Rows from a figure dataset:
□ □ □ □ □
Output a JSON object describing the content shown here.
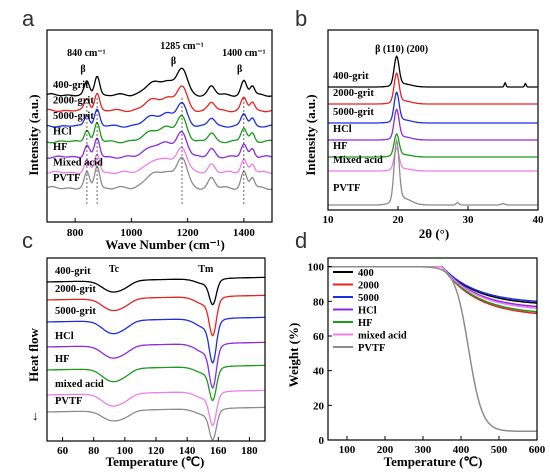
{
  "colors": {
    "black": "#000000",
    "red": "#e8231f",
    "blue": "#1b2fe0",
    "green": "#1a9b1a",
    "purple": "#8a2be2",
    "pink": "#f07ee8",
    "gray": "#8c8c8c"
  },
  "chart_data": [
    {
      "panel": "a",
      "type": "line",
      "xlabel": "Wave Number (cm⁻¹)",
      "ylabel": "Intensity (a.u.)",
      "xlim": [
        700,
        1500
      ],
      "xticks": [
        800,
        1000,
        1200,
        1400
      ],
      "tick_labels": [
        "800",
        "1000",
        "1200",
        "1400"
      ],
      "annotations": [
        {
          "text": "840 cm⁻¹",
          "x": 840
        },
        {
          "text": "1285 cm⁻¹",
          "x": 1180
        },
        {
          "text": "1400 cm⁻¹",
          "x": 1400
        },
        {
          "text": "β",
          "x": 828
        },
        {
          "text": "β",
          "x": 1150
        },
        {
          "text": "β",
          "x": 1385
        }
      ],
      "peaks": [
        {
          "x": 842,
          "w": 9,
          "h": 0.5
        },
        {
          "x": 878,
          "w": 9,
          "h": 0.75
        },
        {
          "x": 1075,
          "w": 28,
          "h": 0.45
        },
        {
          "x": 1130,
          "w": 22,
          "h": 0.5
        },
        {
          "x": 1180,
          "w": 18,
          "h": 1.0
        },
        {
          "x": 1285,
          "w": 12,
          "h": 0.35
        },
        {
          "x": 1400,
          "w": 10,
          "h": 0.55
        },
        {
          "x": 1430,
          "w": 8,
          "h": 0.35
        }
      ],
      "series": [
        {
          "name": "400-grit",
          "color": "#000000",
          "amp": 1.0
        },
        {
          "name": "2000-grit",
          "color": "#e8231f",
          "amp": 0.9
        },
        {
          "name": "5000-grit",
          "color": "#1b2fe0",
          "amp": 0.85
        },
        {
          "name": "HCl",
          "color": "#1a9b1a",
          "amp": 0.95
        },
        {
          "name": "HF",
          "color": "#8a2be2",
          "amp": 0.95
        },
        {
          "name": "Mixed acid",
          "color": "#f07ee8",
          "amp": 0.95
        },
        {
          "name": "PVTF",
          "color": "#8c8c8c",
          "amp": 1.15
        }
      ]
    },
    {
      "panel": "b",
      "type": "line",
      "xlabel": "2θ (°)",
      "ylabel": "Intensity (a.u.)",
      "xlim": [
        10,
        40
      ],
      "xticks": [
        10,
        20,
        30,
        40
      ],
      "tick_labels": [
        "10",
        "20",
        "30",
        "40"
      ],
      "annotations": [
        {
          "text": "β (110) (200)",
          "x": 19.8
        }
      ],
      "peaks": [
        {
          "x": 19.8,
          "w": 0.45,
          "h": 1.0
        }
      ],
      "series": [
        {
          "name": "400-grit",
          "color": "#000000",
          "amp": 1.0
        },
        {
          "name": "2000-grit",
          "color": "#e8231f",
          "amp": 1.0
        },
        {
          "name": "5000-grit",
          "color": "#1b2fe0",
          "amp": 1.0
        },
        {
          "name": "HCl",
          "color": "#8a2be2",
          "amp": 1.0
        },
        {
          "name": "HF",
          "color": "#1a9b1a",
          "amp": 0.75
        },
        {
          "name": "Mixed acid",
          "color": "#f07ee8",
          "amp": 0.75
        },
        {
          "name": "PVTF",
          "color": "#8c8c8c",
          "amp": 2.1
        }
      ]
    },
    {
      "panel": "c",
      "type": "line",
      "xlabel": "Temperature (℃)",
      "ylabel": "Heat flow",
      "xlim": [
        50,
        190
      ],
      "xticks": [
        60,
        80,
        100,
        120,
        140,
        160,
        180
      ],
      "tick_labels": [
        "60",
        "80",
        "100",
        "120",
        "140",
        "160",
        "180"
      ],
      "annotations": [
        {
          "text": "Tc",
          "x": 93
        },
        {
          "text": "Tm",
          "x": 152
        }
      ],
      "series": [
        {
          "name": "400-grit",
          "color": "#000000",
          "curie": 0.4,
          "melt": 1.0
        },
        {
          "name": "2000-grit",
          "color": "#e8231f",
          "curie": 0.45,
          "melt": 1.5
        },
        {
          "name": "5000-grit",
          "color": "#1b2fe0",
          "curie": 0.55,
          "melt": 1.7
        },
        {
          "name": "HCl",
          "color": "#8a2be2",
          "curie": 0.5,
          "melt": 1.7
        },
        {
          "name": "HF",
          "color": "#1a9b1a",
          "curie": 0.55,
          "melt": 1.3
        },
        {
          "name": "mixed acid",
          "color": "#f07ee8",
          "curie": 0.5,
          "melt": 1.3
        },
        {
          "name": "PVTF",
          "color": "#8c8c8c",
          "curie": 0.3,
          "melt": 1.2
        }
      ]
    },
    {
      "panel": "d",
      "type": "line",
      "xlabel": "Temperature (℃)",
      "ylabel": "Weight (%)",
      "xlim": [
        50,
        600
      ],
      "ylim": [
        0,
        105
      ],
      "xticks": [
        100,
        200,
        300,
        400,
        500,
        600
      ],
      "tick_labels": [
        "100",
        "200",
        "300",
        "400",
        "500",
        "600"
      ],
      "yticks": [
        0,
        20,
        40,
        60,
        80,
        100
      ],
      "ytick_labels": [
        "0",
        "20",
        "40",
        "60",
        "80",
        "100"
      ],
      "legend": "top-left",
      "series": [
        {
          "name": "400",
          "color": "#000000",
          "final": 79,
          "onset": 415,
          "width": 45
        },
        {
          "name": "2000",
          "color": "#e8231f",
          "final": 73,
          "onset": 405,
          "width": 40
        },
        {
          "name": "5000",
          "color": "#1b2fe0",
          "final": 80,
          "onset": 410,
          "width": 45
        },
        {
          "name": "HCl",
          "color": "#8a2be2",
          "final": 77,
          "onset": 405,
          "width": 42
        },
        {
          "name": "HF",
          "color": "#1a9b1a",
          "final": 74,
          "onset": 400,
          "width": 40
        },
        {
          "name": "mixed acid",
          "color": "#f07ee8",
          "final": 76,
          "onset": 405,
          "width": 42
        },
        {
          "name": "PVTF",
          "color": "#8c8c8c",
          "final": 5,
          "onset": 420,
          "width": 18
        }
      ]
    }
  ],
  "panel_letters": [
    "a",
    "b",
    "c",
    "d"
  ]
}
□ □ □ □ □
Work required: Repeat the material above in full and unchanged, minus its images.

Solution:
Output a JSON object describing the content shown here.
{
  "colors": {
    "black": "#000000",
    "red": "#e8231f",
    "blue": "#1b2fe0",
    "green": "#1a9b1a",
    "purple": "#8a2be2",
    "pink": "#f07ee8",
    "gray": "#8c8c8c"
  },
  "chart_data": [
    {
      "panel": "a",
      "type": "line",
      "xlabel": "Wave Number (cm⁻¹)",
      "ylabel": "Intensity (a.u.)",
      "xlim": [
        700,
        1500
      ],
      "xticks": [
        800,
        1000,
        1200,
        1400
      ],
      "tick_labels": [
        "800",
        "1000",
        "1200",
        "1400"
      ],
      "annotations": [
        {
          "text": "840 cm⁻¹",
          "x": 840
        },
        {
          "text": "1285 cm⁻¹",
          "x": 1180
        },
        {
          "text": "1400 cm⁻¹",
          "x": 1400
        },
        {
          "text": "β",
          "x": 828
        },
        {
          "text": "β",
          "x": 1150
        },
        {
          "text": "β",
          "x": 1385
        }
      ],
      "peaks": [
        {
          "x": 842,
          "w": 9,
          "h": 0.5
        },
        {
          "x": 878,
          "w": 9,
          "h": 0.75
        },
        {
          "x": 1075,
          "w": 28,
          "h": 0.45
        },
        {
          "x": 1130,
          "w": 22,
          "h": 0.5
        },
        {
          "x": 1180,
          "w": 18,
          "h": 1.0
        },
        {
          "x": 1285,
          "w": 12,
          "h": 0.35
        },
        {
          "x": 1400,
          "w": 10,
          "h": 0.55
        },
        {
          "x": 1430,
          "w": 8,
          "h": 0.35
        }
      ],
      "series": [
        {
          "name": "400-grit",
          "color": "#000000",
          "amp": 1.0
        },
        {
          "name": "2000-grit",
          "color": "#e8231f",
          "amp": 0.9
        },
        {
          "name": "5000-grit",
          "color": "#1b2fe0",
          "amp": 0.85
        },
        {
          "name": "HCl",
          "color": "#1a9b1a",
          "amp": 0.95
        },
        {
          "name": "HF",
          "color": "#8a2be2",
          "amp": 0.95
        },
        {
          "name": "Mixed acid",
          "color": "#f07ee8",
          "amp": 0.95
        },
        {
          "name": "PVTF",
          "color": "#8c8c8c",
          "amp": 1.15
        }
      ]
    },
    {
      "panel": "b",
      "type": "line",
      "xlabel": "2θ (°)",
      "ylabel": "Intensity (a.u.)",
      "xlim": [
        10,
        40
      ],
      "xticks": [
        10,
        20,
        30,
        40
      ],
      "tick_labels": [
        "10",
        "20",
        "30",
        "40"
      ],
      "annotations": [
        {
          "text": "β (110) (200)",
          "x": 19.8
        }
      ],
      "peaks": [
        {
          "x": 19.8,
          "w": 0.45,
          "h": 1.0
        }
      ],
      "series": [
        {
          "name": "400-grit",
          "color": "#000000",
          "amp": 1.0
        },
        {
          "name": "2000-grit",
          "color": "#e8231f",
          "amp": 1.0
        },
        {
          "name": "5000-grit",
          "color": "#1b2fe0",
          "amp": 1.0
        },
        {
          "name": "HCl",
          "color": "#8a2be2",
          "amp": 1.0
        },
        {
          "name": "HF",
          "color": "#1a9b1a",
          "amp": 0.75
        },
        {
          "name": "Mixed acid",
          "color": "#f07ee8",
          "amp": 0.75
        },
        {
          "name": "PVTF",
          "color": "#8c8c8c",
          "amp": 2.1
        }
      ]
    },
    {
      "panel": "c",
      "type": "line",
      "xlabel": "Temperature (℃)",
      "ylabel": "Heat flow",
      "xlim": [
        50,
        190
      ],
      "xticks": [
        60,
        80,
        100,
        120,
        140,
        160,
        180
      ],
      "tick_labels": [
        "60",
        "80",
        "100",
        "120",
        "140",
        "160",
        "180"
      ],
      "annotations": [
        {
          "text": "Tc",
          "x": 93
        },
        {
          "text": "Tm",
          "x": 152
        }
      ],
      "series": [
        {
          "name": "400-grit",
          "color": "#000000",
          "curie": 0.4,
          "melt": 1.0
        },
        {
          "name": "2000-grit",
          "color": "#e8231f",
          "curie": 0.45,
          "melt": 1.5
        },
        {
          "name": "5000-grit",
          "color": "#1b2fe0",
          "curie": 0.55,
          "melt": 1.7
        },
        {
          "name": "HCl",
          "color": "#8a2be2",
          "curie": 0.5,
          "melt": 1.7
        },
        {
          "name": "HF",
          "color": "#1a9b1a",
          "curie": 0.55,
          "melt": 1.3
        },
        {
          "name": "mixed acid",
          "color": "#f07ee8",
          "curie": 0.5,
          "melt": 1.3
        },
        {
          "name": "PVTF",
          "color": "#8c8c8c",
          "curie": 0.3,
          "melt": 1.2
        }
      ]
    },
    {
      "panel": "d",
      "type": "line",
      "xlabel": "Temperature (℃)",
      "ylabel": "Weight (%)",
      "xlim": [
        50,
        600
      ],
      "ylim": [
        0,
        105
      ],
      "xticks": [
        100,
        200,
        300,
        400,
        500,
        600
      ],
      "tick_labels": [
        "100",
        "200",
        "300",
        "400",
        "500",
        "600"
      ],
      "yticks": [
        0,
        20,
        40,
        60,
        80,
        100
      ],
      "ytick_labels": [
        "0",
        "20",
        "40",
        "60",
        "80",
        "100"
      ],
      "legend": "top-left",
      "series": [
        {
          "name": "400",
          "color": "#000000",
          "final": 79,
          "onset": 415,
          "width": 45
        },
        {
          "name": "2000",
          "color": "#e8231f",
          "final": 73,
          "onset": 405,
          "width": 40
        },
        {
          "name": "5000",
          "color": "#1b2fe0",
          "final": 80,
          "onset": 410,
          "width": 45
        },
        {
          "name": "HCl",
          "color": "#8a2be2",
          "final": 77,
          "onset": 405,
          "width": 42
        },
        {
          "name": "HF",
          "color": "#1a9b1a",
          "final": 74,
          "onset": 400,
          "width": 40
        },
        {
          "name": "mixed acid",
          "color": "#f07ee8",
          "final": 76,
          "onset": 405,
          "width": 42
        },
        {
          "name": "PVTF",
          "color": "#8c8c8c",
          "final": 5,
          "onset": 420,
          "width": 18
        }
      ]
    }
  ],
  "panel_letters": [
    "a",
    "b",
    "c",
    "d"
  ]
}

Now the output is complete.